GIVEN PROBLEM: Copy out the part of the listing that opens with the line containing "248, 92, 253]" and closes with the line containing "319, 18, 326]", keeping every character as it appears.

== RECORDS PROVIDED

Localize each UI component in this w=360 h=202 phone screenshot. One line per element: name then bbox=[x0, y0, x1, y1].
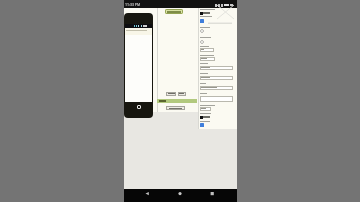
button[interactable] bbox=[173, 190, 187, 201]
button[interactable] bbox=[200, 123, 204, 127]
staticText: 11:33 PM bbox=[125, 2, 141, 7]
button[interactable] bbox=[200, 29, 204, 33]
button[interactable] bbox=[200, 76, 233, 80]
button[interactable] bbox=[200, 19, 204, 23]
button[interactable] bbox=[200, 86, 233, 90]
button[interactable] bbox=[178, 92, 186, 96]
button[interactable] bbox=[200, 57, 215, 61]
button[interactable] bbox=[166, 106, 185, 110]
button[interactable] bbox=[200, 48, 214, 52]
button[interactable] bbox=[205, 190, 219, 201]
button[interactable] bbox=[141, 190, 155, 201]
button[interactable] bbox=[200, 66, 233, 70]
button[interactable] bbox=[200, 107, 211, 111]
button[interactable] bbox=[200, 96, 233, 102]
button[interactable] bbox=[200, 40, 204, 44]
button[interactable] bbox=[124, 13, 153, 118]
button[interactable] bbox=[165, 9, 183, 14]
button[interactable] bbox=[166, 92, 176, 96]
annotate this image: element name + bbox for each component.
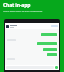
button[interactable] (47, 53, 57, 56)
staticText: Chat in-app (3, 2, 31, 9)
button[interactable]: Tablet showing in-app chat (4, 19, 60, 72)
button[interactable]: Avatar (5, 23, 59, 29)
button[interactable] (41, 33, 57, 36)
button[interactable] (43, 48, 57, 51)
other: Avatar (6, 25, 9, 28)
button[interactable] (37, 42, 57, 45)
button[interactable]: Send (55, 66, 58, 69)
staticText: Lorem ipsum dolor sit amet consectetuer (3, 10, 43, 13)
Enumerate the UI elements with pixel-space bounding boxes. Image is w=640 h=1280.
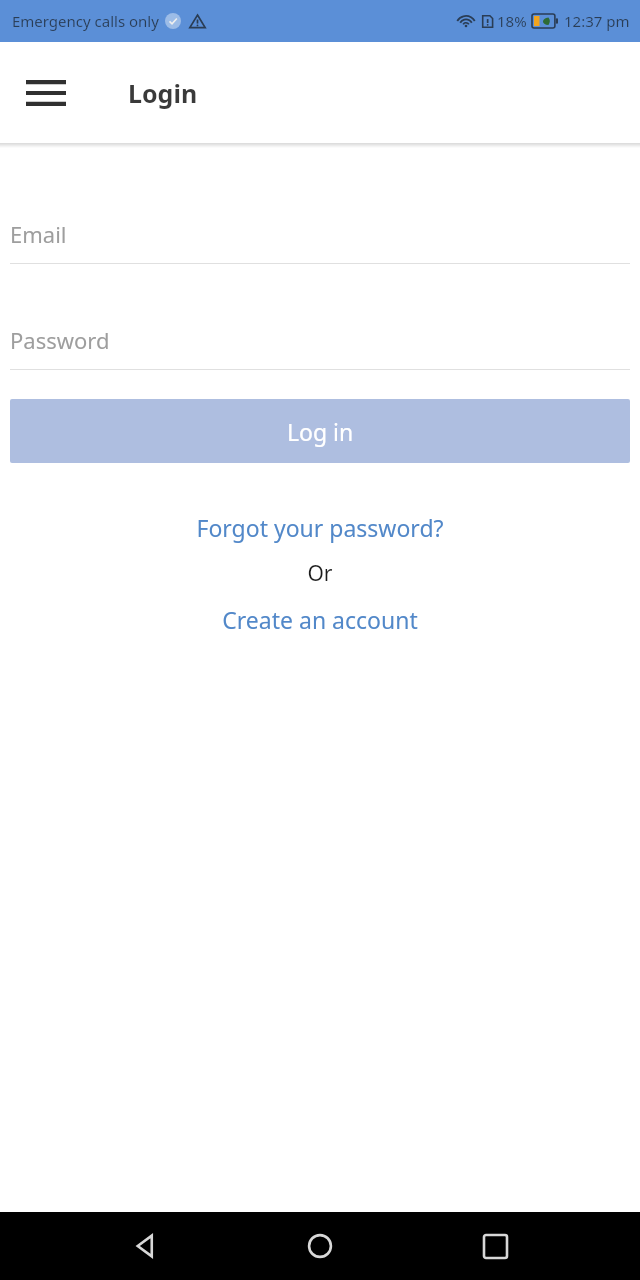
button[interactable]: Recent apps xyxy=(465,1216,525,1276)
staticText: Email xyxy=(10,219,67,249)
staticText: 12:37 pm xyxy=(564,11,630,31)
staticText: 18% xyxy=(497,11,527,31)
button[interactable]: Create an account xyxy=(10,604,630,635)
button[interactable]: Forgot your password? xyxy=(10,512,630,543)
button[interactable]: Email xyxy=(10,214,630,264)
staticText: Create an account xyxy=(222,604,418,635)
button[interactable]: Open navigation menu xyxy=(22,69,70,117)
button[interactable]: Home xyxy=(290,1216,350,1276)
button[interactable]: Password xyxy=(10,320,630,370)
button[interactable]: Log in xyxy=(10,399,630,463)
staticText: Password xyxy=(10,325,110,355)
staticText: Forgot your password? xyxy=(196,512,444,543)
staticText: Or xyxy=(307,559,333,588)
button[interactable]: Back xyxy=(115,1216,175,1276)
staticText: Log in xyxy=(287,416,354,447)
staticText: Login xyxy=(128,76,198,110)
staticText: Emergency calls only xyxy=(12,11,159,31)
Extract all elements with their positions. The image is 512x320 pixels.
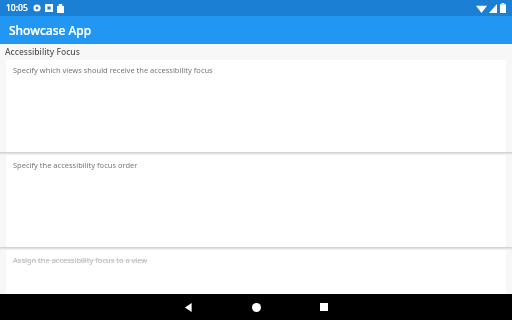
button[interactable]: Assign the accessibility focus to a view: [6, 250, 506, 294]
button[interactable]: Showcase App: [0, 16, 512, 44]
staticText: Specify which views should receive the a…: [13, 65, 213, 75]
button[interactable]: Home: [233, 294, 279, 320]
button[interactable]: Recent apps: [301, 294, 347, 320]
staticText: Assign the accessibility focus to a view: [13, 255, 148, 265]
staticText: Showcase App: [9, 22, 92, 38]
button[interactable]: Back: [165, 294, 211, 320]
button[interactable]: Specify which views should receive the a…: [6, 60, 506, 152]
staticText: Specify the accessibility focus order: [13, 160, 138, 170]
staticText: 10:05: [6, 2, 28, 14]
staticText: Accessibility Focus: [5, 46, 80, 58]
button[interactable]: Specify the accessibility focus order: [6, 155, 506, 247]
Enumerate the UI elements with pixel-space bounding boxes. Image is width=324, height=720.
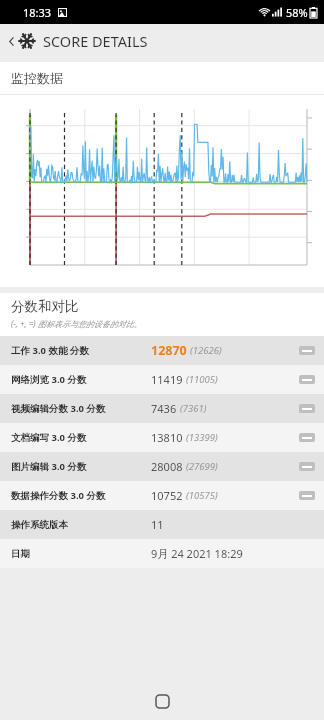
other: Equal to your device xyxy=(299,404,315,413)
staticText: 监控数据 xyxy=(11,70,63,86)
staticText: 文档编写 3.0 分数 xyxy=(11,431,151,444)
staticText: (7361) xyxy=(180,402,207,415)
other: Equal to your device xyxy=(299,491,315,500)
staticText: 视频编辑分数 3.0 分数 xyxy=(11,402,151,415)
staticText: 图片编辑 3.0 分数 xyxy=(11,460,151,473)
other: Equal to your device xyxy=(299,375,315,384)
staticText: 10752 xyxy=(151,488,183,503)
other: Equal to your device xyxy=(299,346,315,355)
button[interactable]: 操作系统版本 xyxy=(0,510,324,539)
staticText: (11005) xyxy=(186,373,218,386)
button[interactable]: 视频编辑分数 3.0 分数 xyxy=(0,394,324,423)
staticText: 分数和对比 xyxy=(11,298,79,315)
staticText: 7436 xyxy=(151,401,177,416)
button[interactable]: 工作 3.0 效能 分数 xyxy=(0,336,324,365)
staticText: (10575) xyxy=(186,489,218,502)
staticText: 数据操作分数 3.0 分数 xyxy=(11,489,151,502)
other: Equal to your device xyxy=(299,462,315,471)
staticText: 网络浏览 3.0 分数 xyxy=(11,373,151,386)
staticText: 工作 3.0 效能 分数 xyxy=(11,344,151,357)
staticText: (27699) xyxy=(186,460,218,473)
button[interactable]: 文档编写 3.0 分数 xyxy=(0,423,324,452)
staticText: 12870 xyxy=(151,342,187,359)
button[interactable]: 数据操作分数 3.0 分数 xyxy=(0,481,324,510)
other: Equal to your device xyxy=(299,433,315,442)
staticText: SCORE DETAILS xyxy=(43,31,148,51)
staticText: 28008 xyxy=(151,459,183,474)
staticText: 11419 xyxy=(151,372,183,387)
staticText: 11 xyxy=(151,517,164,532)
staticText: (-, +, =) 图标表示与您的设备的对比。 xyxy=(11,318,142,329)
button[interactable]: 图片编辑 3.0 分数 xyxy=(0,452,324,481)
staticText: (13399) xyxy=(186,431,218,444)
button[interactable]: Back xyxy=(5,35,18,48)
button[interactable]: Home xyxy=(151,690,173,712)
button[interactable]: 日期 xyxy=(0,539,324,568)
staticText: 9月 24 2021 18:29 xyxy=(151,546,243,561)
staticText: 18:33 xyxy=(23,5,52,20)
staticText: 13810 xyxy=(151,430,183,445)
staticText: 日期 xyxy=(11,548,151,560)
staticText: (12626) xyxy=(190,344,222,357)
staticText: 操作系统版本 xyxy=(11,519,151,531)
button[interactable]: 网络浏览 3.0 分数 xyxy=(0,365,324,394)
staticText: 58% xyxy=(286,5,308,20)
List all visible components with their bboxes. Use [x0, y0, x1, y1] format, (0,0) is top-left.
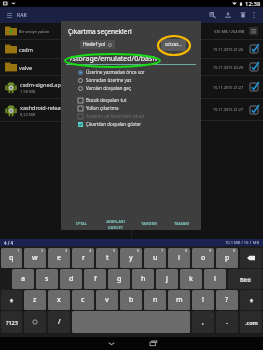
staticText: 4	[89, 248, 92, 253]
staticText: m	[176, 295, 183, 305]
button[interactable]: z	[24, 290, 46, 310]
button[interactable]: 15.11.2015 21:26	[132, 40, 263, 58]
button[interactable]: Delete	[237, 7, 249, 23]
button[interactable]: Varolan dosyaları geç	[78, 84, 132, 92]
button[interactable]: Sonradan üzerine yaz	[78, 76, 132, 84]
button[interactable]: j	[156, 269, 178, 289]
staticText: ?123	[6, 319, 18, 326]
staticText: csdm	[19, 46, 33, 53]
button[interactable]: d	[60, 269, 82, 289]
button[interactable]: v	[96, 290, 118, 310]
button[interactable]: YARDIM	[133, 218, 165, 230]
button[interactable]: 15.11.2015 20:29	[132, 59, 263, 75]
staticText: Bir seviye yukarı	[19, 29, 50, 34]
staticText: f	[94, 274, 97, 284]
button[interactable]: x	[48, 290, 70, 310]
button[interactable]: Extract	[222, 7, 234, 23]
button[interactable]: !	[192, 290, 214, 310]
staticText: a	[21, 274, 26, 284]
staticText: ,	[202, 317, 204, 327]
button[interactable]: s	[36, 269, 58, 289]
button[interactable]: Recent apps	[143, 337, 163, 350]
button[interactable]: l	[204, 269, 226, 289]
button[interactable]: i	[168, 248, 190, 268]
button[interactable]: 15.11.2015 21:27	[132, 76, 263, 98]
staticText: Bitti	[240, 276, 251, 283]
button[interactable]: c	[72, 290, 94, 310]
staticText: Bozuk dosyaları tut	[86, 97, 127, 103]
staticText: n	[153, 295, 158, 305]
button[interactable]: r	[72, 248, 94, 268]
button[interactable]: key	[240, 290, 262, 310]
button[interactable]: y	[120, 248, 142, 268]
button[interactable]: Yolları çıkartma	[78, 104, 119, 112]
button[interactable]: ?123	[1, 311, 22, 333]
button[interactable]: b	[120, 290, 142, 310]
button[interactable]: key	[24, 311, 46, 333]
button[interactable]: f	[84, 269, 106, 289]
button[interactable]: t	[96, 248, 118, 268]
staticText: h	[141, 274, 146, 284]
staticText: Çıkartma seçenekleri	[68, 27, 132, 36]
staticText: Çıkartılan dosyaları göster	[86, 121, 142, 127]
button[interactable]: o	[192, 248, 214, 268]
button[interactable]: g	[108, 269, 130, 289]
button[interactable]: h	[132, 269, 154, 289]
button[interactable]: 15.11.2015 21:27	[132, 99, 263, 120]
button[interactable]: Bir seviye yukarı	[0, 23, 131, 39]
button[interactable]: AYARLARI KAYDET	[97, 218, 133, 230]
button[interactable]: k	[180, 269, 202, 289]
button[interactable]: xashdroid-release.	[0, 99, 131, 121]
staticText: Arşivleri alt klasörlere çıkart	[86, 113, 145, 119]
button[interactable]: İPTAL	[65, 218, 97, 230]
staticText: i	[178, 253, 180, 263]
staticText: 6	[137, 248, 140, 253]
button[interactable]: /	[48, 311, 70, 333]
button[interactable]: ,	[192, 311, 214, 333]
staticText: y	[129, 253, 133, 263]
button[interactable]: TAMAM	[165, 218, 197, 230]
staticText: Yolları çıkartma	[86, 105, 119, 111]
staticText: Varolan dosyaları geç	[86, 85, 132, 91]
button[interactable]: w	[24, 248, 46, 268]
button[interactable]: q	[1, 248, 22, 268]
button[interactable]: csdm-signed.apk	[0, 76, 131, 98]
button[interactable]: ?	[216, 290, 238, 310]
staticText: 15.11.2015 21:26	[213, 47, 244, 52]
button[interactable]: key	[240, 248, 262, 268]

====

RESULT FOR THIS EXERCISE:
staticText: 4	[89, 248, 92, 253]
staticText: m	[176, 295, 183, 305]
button[interactable]: z	[24, 290, 46, 310]
button[interactable]: 15.11.2015 21:26	[132, 40, 263, 58]
button[interactable]: Delete	[237, 7, 249, 23]
button[interactable]: Varolan dosyaları geç	[78, 84, 132, 92]
button[interactable]: Sonradan üzerine yaz	[78, 76, 132, 84]
button[interactable]: j	[156, 269, 178, 289]
staticText: ?123	[6, 319, 18, 326]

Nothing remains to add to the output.